#### Exercise instructions
Restate each entry word for word, leaving nothing out.

# Task input start

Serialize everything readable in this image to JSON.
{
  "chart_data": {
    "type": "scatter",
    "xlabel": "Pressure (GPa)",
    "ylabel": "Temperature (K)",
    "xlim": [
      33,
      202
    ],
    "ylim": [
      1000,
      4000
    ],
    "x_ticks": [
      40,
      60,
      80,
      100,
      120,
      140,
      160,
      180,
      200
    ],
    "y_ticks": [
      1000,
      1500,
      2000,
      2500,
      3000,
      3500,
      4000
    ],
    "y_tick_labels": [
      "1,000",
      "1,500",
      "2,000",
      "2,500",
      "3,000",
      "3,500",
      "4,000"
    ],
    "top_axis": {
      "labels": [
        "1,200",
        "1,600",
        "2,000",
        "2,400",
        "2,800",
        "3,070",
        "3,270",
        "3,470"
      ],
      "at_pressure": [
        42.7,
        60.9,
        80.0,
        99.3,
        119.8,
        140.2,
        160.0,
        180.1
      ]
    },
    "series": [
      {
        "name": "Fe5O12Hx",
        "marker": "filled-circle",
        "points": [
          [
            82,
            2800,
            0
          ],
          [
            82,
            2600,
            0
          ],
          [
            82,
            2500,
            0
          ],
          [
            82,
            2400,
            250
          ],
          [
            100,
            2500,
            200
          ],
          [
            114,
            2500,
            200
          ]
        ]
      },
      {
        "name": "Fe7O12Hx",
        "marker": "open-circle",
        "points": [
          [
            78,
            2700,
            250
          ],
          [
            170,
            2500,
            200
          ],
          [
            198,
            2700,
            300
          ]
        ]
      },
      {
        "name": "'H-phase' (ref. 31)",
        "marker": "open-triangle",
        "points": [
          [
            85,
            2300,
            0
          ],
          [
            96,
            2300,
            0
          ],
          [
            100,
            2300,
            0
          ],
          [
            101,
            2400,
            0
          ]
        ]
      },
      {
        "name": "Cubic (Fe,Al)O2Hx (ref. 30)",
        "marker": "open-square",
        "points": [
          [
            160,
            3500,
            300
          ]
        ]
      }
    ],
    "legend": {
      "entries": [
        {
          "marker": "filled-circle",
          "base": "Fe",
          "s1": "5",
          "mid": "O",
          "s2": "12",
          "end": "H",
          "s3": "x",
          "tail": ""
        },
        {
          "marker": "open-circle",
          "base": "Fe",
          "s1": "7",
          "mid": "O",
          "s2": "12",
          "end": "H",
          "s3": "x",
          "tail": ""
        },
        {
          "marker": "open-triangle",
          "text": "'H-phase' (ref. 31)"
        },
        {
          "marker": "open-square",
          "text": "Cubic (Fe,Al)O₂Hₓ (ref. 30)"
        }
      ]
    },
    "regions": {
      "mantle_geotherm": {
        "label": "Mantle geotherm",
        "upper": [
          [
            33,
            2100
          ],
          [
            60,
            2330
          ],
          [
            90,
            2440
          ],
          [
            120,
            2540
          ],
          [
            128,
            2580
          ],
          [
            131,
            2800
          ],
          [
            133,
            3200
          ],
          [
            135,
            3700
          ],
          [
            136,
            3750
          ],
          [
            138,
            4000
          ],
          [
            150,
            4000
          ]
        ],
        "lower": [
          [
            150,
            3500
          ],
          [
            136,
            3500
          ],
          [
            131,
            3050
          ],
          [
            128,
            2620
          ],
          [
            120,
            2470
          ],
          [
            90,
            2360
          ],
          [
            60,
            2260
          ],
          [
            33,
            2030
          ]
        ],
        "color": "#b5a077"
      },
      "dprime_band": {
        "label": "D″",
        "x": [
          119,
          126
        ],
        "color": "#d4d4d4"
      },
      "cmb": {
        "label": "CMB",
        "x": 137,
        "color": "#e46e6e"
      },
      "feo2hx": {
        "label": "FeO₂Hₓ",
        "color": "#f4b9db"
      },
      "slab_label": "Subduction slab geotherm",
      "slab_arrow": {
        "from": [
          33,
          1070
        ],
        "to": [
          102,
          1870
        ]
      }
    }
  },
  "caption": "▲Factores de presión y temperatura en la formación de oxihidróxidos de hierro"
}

# Task input end

#### In response
Serialize everything readable in this image to JSON.
{
  "chart_data": {
    "type": "scatter",
    "xlabel": "Pressure (GPa)",
    "ylabel": "Temperature (K)",
    "xlim": [
      33,
      202
    ],
    "ylim": [
      1000,
      4000
    ],
    "x_ticks": [
      40,
      60,
      80,
      100,
      120,
      140,
      160,
      180,
      200
    ],
    "y_ticks": [
      1000,
      1500,
      2000,
      2500,
      3000,
      3500,
      4000
    ],
    "y_tick_labels": [
      "1,000",
      "1,500",
      "2,000",
      "2,500",
      "3,000",
      "3,500",
      "4,000"
    ],
    "top_axis": {
      "labels": [
        "1,200",
        "1,600",
        "2,000",
        "2,400",
        "2,800",
        "3,070",
        "3,270",
        "3,470"
      ],
      "at_pressure": [
        42.7,
        60.9,
        80.0,
        99.3,
        119.8,
        140.2,
        160.0,
        180.1
      ]
    },
    "series": [
      {
        "name": "Fe5O12Hx",
        "marker": "filled-circle",
        "points": [
          [
            82,
            2800,
            0
          ],
          [
            82,
            2600,
            0
          ],
          [
            82,
            2500,
            0
          ],
          [
            82,
            2400,
            250
          ],
          [
            100,
            2500,
            200
          ],
          [
            114,
            2500,
            200
          ]
        ]
      },
      {
        "name": "Fe7O12Hx",
        "marker": "open-circle",
        "points": [
          [
            78,
            2700,
            250
          ],
          [
            170,
            2500,
            200
          ],
          [
            198,
            2700,
            300
          ]
        ]
      },
      {
        "name": "'H-phase' (ref. 31)",
        "marker": "open-triangle",
        "points": [
          [
            85,
            2300,
            0
          ],
          [
            96,
            2300,
            0
          ],
          [
            100,
            2300,
            0
          ],
          [
            101,
            2400,
            0
          ]
        ]
      },
      {
        "name": "Cubic (Fe,Al)O2Hx (ref. 30)",
        "marker": "open-square",
        "points": [
          [
            160,
            3500,
            300
          ]
        ]
      }
    ],
    "legend": {
      "entries": [
        {
          "marker": "filled-circle",
          "base": "Fe",
          "s1": "5",
          "mid": "O",
          "s2": "12",
          "end": "H",
          "s3": "x",
          "tail": ""
        },
        {
          "marker": "open-circle",
          "base": "Fe",
          "s1": "7",
          "mid": "O",
          "s2": "12",
          "end": "H",
          "s3": "x",
          "tail": ""
        },
        {
          "marker": "open-triangle",
          "text": "'H-phase' (ref. 31)"
        },
        {
          "marker": "open-square",
          "text": "Cubic (Fe,Al)O₂Hₓ (ref. 30)"
        }
      ]
    },
    "regions": {
      "mantle_geotherm": {
        "label": "Mantle geotherm",
        "upper": [
          [
            33,
            2100
          ],
          [
            60,
            2330
          ],
          [
            90,
            2440
          ],
          [
            120,
            2540
          ],
          [
            128,
            2580
          ],
          [
            131,
            2800
          ],
          [
            133,
            3200
          ],
          [
            135,
            3700
          ],
          [
            136,
            3750
          ],
          [
            138,
            4000
          ],
          [
            150,
            4000
          ]
        ],
        "lower": [
          [
            150,
            3500
          ],
          [
            136,
            3500
          ],
          [
            131,
            3050
          ],
          [
            128,
            2620
          ],
          [
            120,
            2470
          ],
          [
            90,
            2360
          ],
          [
            60,
            2260
          ],
          [
            33,
            2030
          ]
        ],
        "color": "#b5a077"
      },
      "dprime_band": {
        "label": "D″",
        "x": [
          119,
          126
        ],
        "color": "#d4d4d4"
      },
      "cmb": {
        "label": "CMB",
        "x": 137,
        "color": "#e46e6e"
      },
      "feo2hx": {
        "label": "FeO₂Hₓ",
        "color": "#f4b9db"
      },
      "slab_label": "Subduction slab geotherm",
      "slab_arrow": {
        "from": [
          33,
          1070
        ],
        "to": [
          102,
          1870
        ]
      }
    }
  },
  "caption": "▲Factores de presión y temperatura en la formación de oxihidróxidos de hierro"
}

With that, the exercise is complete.